DIRECTIVE = Each line that holds the word "text" counts once; give the total for the records below and nothing else.

· · · · · · ·

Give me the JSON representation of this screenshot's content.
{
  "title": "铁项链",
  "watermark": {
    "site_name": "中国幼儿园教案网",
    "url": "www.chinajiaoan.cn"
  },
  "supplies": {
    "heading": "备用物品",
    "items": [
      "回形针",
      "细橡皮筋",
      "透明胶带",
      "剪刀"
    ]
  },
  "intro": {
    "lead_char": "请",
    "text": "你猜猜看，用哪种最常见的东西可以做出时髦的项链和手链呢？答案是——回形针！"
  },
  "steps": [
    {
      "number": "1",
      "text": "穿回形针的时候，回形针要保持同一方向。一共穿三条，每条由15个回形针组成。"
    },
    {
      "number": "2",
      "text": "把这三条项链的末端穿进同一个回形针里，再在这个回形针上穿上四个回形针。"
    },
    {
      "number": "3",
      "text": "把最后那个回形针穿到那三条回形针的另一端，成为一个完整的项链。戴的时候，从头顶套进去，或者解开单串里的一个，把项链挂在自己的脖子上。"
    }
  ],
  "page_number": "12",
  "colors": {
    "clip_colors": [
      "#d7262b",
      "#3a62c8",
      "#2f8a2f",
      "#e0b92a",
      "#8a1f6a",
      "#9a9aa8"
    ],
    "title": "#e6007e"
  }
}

· · · · · · ·

SOLUTION TO THIS TASK = 4